◆ **Exercise**:
The listing below is the input. Say how many of its lines contain "板目の数", giving the number alone.

Chart and figure data:
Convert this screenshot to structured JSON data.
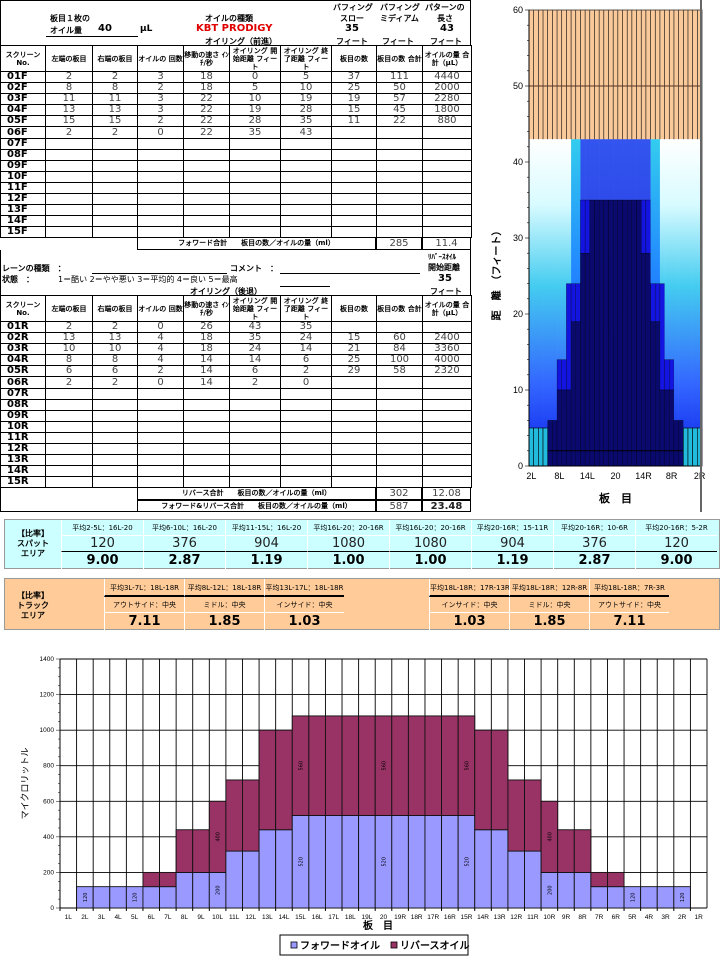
{
  "header": {
    "oil_per_board_label_1": "板目１枚の",
    "oil_per_board_label_2": "オイル量",
    "oil_per_board_value": "40",
    "oil_per_board_unit": "μL",
    "oil_type_label": "オイルの種類",
    "oil_type_value": "KBT PRODIGY",
    "forward_title": "オイリング（前進）",
    "buff_slow_1": "バフィング",
    "buff_slow_2": "スロー",
    "buff_slow_value": "35",
    "buff_slow_unit": "フィート",
    "buff_med_1": "バフィング",
    "buff_med_2": "ミディアム",
    "buff_med_unit": "フィート",
    "pattern_len_1": "パターンの",
    "pattern_len_2": "長さ",
    "pattern_len_value": "43",
    "pattern_len_unit": "フィート"
  },
  "columns": [
    "スクリーン No.",
    "左端の板目",
    "右端の板目",
    "オイルの 回数",
    "移動の速さ ｲﾝﾁ/秒",
    "オイリング 開始距離 フィート",
    "オイリング 終了距離 フィート",
    "板目の数",
    "板目の数 合計",
    "オイルの量 合計（μL）"
  ],
  "forward_rows": [
    [
      "01F",
      "2",
      "2",
      "3",
      "18",
      "0",
      "5",
      "37",
      "111",
      "4440"
    ],
    [
      "02F",
      "8",
      "8",
      "2",
      "18",
      "5",
      "10",
      "25",
      "50",
      "2000"
    ],
    [
      "03F",
      "11",
      "11",
      "3",
      "22",
      "10",
      "19",
      "19",
      "57",
      "2280"
    ],
    [
      "04F",
      "13",
      "13",
      "3",
      "22",
      "19",
      "28",
      "15",
      "45",
      "1800"
    ],
    [
      "05F",
      "15",
      "15",
      "2",
      "22",
      "28",
      "35",
      "11",
      "22",
      "880"
    ],
    [
      "06F",
      "2",
      "2",
      "0",
      "22",
      "35",
      "43",
      "",
      "",
      ""
    ],
    [
      "07F",
      "",
      "",
      "",
      "",
      "",
      "",
      "",
      "",
      ""
    ],
    [
      "08F",
      "",
      "",
      "",
      "",
      "",
      "",
      "",
      "",
      ""
    ],
    [
      "09F",
      "",
      "",
      "",
      "",
      "",
      "",
      "",
      "",
      ""
    ],
    [
      "10F",
      "",
      "",
      "",
      "",
      "",
      "",
      "",
      "",
      ""
    ],
    [
      "11F",
      "",
      "",
      "",
      "",
      "",
      "",
      "",
      "",
      ""
    ],
    [
      "12F",
      "",
      "",
      "",
      "",
      "",
      "",
      "",
      "",
      ""
    ],
    [
      "13F",
      "",
      "",
      "",
      "",
      "",
      "",
      "",
      "",
      ""
    ],
    [
      "14F",
      "",
      "",
      "",
      "",
      "",
      "",
      "",
      "",
      ""
    ],
    [
      "15F",
      "",
      "",
      "",
      "",
      "",
      "",
      "",
      "",
      ""
    ]
  ],
  "forward_total": {
    "label": "フォワード合計　　板目の数／オイルの量（ml）",
    "boards": "285",
    "oil": "11.4"
  },
  "info": {
    "lane_type_label": "レーンの種類　：",
    "comment_label": "コメント　：",
    "condition_label": "状態　：",
    "condition_scale": "1＝酷い 2＝やや悪い 3＝平均的 4＝良い 5＝最高",
    "reverse_title": "オイリング（後退）",
    "reverse_start_1": "ﾘﾊﾞｰｽｵｲﾙ",
    "reverse_start_2": "開始距離",
    "reverse_start_value": "35",
    "reverse_start_unit": "フィート"
  },
  "reverse_rows": [
    [
      "01R",
      "2",
      "2",
      "0",
      "26",
      "43",
      "35",
      "",
      "",
      ""
    ],
    [
      "02R",
      "13",
      "13",
      "4",
      "18",
      "35",
      "24",
      "15",
      "60",
      "2400"
    ],
    [
      "03R",
      "10",
      "10",
      "4",
      "18",
      "24",
      "14",
      "21",
      "84",
      "3360"
    ],
    [
      "04R",
      "8",
      "8",
      "4",
      "14",
      "14",
      "6",
      "25",
      "100",
      "4000"
    ],
    [
      "05R",
      "6",
      "6",
      "2",
      "14",
      "6",
      "2",
      "29",
      "58",
      "2320"
    ],
    [
      "06R",
      "2",
      "2",
      "0",
      "14",
      "2",
      "0",
      "",
      "",
      ""
    ],
    [
      "07R",
      "",
      "",
      "",
      "",
      "",
      "",
      "",
      "",
      ""
    ],
    [
      "08R",
      "",
      "",
      "",
      "",
      "",
      "",
      "",
      "",
      ""
    ],
    [
      "09R",
      "",
      "",
      "",
      "",
      "",
      "",
      "",
      "",
      ""
    ],
    [
      "10R",
      "",
      "",
      "",
      "",
      "",
      "",
      "",
      "",
      ""
    ],
    [
      "11R",
      "",
      "",
      "",
      "",
      "",
      "",
      "",
      "",
      ""
    ],
    [
      "12R",
      "",
      "",
      "",
      "",
      "",
      "",
      "",
      "",
      ""
    ],
    [
      "13R",
      "",
      "",
      "",
      "",
      "",
      "",
      "",
      "",
      ""
    ],
    [
      "14R",
      "",
      "",
      "",
      "",
      "",
      "",
      "",
      "",
      ""
    ],
    [
      "15R",
      "",
      "",
      "",
      "",
      "",
      "",
      "",
      "",
      ""
    ]
  ],
  "reverse_total": {
    "label": "リバース合計　　板目の数／オイルの量（ml）",
    "boards": "302",
    "oil": "12.08"
  },
  "grand_total": {
    "label": "フォワード&リバース合計　　板目の数／オイルの量（ml）",
    "boards": "587",
    "oil": "23.48"
  },
  "spot_area": {
    "label_1": "【比率】",
    "label_2": "スパット",
    "label_3": "エリア",
    "color": "#ccffff",
    "headers": [
      "平均2-5L：16L-20",
      "平均6-10L：16L-20",
      "平均11-15L：16L-20",
      "平均16L-20：20-16R",
      "平均16L-20：20-16R",
      "平均20-16R：15-11R",
      "平均20-16R：10-6R",
      "平均20-16R：5-2R"
    ],
    "values": [
      "120",
      "376",
      "904",
      "1080",
      "1080",
      "904",
      "376",
      "120"
    ],
    "ratios": [
      "9.00",
      "2.87",
      "1.19",
      "1.00",
      "1.00",
      "1.19",
      "2.87",
      "9.00"
    ]
  },
  "track_area": {
    "label_1": "【比率】",
    "label_2": "トラック",
    "label_3": "エリア",
    "color": "#ffcc99",
    "left": [
      {
        "header": "平均3L-7L：18L-18R",
        "sub": "アウトサイド：中央",
        "ratio": "7.11"
      },
      {
        "header": "平均8L-12L：18L-18R",
        "sub": "ミドル：中央",
        "ratio": "1.85"
      },
      {
        "header": "平均13L-17L：18L-18R",
        "sub": "インサイド：中央",
        "ratio": "1.03"
      }
    ],
    "right": [
      {
        "header": "平均18L-18R：17R-13R",
        "sub": "インサイド：中央",
        "ratio": "1.03"
      },
      {
        "header": "平均18L-18R：12R-8R",
        "sub": "ミドル：中央",
        "ratio": "1.85"
      },
      {
        "header": "平均18L-18R：7R-3R",
        "sub": "アウトサイド：中央",
        "ratio": "7.11"
      }
    ]
  },
  "chart_data": [
    {
      "type": "heatmap",
      "title": "",
      "xlabel": "板　目",
      "ylabel": "距　離　（フィート）",
      "ylim": [
        0,
        60
      ],
      "yticks": [
        0,
        10,
        20,
        30,
        40,
        50,
        60
      ],
      "xticks": [
        "2L",
        "8L",
        "14L",
        "20",
        "14R",
        "8R",
        "2R"
      ],
      "boards": [
        "2L",
        "3L",
        "4L",
        "5L",
        "6L",
        "7L",
        "8L",
        "9L",
        "10L",
        "11L",
        "12L",
        "13L",
        "14L",
        "15L",
        "16L",
        "17L",
        "18L",
        "19L",
        "20",
        "19R",
        "18R",
        "17R",
        "16R",
        "15R",
        "14R",
        "13R",
        "12R",
        "11R",
        "10R",
        "9R",
        "8R",
        "7R",
        "6R",
        "5R",
        "4R",
        "3R",
        "2R"
      ],
      "pattern_length_ft": 43,
      "colors": {
        "dense": "#0a0a6e",
        "medium": "#1414e0",
        "edge": "#22bbdd",
        "beyond_pattern": "#f9c99a"
      }
    },
    {
      "type": "bar",
      "stacked": true,
      "title": "",
      "xlabel": "板　目",
      "ylabel": "マイクロリットル",
      "ylim": [
        0,
        1400
      ],
      "yticks": [
        0,
        200,
        400,
        600,
        800,
        1000,
        1200,
        1400
      ],
      "grid": true,
      "legend": "bottom",
      "categories": [
        "1L",
        "2L",
        "3L",
        "4L",
        "5L",
        "6L",
        "7L",
        "8L",
        "9L",
        "10L",
        "11L",
        "12L",
        "13L",
        "14L",
        "15L",
        "16L",
        "17L",
        "18L",
        "19L",
        "20",
        "19R",
        "18R",
        "17R",
        "16R",
        "15R",
        "14R",
        "13R",
        "12R",
        "11R",
        "10R",
        "9R",
        "8R",
        "7R",
        "6R",
        "5R",
        "4R",
        "3R",
        "2R",
        "1R"
      ],
      "series": [
        {
          "name": "フォワードオイル",
          "color": "#9999ff",
          "values": [
            0,
            120,
            120,
            120,
            120,
            120,
            120,
            200,
            200,
            200,
            320,
            320,
            440,
            440,
            520,
            520,
            520,
            520,
            520,
            520,
            520,
            520,
            520,
            520,
            520,
            440,
            440,
            320,
            320,
            200,
            200,
            200,
            120,
            120,
            120,
            120,
            120,
            120,
            0
          ],
          "labeled": [
            "2L",
            "5L",
            "10L",
            "15L",
            "20",
            "15R",
            "10R",
            "5R",
            "2R"
          ]
        },
        {
          "name": "リバースオイル",
          "color": "#993366",
          "values": [
            0,
            0,
            0,
            0,
            0,
            80,
            80,
            240,
            240,
            400,
            400,
            400,
            560,
            560,
            560,
            560,
            560,
            560,
            560,
            560,
            560,
            560,
            560,
            560,
            560,
            560,
            560,
            400,
            400,
            400,
            240,
            240,
            80,
            80,
            0,
            0,
            0,
            0,
            0
          ],
          "labeled": [
            "10L",
            "15L",
            "20",
            "15R",
            "10R"
          ]
        }
      ]
    }
  ]
}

◆ **Solution**:
5